### THE EXERCISE
Determine how many lines contain the string "Dauer". Respond with that number and nothing more.

### MATERIAL
★ ★ ★ ★ ★
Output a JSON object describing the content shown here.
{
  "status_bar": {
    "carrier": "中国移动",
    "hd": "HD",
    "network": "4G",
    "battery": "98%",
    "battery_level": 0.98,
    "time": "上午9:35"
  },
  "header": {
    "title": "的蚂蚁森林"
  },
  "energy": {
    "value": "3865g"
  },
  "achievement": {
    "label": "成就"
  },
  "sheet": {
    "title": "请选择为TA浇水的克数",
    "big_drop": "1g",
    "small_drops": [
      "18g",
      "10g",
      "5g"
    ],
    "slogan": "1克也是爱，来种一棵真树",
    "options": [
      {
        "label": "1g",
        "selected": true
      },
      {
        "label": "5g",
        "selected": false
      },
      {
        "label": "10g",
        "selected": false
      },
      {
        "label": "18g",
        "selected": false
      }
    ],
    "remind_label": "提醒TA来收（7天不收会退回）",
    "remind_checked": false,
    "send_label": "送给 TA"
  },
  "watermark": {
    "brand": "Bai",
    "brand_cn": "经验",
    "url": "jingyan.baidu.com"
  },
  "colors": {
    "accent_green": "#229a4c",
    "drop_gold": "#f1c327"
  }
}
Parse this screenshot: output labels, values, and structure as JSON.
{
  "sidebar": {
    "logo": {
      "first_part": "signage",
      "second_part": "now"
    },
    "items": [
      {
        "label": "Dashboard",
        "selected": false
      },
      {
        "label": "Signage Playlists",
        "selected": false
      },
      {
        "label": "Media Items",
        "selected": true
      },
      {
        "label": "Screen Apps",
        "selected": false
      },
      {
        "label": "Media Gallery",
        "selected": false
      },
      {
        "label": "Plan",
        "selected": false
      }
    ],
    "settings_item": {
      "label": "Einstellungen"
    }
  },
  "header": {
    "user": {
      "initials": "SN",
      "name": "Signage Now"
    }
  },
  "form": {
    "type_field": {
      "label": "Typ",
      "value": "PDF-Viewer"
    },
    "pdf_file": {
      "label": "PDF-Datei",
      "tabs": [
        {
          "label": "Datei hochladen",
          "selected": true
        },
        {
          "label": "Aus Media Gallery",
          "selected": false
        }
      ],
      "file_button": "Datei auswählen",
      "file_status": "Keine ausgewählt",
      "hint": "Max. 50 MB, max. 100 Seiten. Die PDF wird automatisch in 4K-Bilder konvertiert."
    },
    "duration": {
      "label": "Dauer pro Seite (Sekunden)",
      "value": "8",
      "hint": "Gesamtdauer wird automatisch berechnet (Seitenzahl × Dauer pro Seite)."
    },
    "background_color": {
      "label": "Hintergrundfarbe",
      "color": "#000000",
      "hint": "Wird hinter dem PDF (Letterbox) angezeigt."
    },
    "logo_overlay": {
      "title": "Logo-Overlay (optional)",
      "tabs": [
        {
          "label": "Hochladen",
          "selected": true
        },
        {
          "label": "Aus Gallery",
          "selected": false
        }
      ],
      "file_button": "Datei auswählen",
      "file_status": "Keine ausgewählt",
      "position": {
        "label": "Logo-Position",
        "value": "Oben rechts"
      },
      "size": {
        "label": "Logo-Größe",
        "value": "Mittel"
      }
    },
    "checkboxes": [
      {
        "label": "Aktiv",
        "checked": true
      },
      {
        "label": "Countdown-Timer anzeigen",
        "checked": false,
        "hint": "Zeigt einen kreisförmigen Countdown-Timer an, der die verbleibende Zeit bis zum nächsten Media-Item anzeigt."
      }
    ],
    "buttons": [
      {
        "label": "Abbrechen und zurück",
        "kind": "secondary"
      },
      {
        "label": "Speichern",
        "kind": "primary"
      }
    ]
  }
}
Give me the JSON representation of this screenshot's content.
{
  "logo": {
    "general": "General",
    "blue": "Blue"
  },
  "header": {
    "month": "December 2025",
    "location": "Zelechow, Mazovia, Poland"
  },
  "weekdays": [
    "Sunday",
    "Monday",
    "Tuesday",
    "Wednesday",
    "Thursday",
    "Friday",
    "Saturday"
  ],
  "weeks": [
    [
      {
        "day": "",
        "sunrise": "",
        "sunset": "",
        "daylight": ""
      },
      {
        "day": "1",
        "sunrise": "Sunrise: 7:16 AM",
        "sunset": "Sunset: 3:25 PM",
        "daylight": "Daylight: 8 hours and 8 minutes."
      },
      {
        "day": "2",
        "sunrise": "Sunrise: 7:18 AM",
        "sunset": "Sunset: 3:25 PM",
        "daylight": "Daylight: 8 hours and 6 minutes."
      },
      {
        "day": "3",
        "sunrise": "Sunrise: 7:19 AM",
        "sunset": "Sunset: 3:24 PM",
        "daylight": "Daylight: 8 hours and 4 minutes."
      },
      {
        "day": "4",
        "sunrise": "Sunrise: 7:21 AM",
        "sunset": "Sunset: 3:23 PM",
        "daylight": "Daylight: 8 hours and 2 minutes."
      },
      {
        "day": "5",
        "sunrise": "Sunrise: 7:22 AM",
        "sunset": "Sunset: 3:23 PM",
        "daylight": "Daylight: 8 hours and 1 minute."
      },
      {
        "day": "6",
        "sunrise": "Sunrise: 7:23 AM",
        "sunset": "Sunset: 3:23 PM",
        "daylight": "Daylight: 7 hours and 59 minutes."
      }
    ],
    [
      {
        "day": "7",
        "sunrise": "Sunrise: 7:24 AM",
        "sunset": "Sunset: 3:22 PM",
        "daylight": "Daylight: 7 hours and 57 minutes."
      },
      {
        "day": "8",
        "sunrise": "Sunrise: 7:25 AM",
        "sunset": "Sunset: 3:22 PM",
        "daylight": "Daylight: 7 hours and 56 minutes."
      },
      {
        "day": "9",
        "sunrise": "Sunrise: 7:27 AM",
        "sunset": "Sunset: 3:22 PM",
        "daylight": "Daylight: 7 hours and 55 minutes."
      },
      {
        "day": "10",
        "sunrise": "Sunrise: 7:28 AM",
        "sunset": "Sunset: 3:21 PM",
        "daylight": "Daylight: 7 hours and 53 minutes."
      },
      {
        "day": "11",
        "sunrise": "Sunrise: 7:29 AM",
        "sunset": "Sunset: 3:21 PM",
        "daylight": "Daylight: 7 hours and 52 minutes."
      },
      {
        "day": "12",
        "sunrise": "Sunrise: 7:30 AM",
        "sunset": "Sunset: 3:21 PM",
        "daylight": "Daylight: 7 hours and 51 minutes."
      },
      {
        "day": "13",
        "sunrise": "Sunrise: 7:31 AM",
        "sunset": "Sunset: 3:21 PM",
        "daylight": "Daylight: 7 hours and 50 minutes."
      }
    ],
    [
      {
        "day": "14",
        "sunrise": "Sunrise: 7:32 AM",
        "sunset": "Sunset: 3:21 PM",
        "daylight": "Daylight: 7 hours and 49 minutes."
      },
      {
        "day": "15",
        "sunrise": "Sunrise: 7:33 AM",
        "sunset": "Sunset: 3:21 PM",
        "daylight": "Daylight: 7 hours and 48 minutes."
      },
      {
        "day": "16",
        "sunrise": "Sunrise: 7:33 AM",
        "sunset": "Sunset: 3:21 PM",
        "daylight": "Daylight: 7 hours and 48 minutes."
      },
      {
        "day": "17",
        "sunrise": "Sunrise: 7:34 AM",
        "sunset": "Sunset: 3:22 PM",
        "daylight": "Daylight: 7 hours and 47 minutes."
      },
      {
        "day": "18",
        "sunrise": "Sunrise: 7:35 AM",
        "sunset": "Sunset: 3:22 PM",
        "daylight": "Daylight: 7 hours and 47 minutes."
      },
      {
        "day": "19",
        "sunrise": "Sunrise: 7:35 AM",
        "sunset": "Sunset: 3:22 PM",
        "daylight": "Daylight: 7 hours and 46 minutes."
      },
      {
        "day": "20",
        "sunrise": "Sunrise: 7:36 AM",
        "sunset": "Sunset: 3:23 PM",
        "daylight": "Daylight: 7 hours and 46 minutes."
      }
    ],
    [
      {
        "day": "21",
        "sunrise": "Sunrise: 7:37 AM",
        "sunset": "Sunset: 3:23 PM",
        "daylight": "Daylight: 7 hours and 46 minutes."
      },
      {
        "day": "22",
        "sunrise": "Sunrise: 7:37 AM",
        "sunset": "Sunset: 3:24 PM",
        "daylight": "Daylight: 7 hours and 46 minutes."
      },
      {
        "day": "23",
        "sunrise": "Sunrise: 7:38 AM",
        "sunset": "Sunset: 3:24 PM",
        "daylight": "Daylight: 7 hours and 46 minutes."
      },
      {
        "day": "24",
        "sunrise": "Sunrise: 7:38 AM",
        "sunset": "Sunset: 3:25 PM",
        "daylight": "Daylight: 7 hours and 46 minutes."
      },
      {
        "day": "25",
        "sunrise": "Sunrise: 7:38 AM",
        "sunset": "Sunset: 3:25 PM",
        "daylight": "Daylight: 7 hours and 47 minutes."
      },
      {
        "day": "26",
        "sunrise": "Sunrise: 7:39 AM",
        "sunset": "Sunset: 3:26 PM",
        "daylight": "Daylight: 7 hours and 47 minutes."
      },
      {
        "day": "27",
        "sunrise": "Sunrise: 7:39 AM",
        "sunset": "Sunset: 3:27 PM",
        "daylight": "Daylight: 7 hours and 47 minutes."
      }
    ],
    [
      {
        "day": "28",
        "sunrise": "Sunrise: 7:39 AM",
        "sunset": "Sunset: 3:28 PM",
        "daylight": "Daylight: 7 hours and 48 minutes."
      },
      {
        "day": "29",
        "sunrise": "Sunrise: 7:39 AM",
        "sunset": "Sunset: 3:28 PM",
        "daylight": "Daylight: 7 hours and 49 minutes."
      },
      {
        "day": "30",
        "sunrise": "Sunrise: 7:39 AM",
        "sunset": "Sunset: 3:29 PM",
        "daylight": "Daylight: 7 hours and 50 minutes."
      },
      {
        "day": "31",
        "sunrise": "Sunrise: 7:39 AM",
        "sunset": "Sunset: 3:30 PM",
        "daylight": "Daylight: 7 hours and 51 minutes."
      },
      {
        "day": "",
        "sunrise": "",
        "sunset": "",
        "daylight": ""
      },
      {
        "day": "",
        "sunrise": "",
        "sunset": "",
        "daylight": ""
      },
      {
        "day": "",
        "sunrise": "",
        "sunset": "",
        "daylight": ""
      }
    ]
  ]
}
★ ★ ★ ★ ★
### WORKED ANSWER
2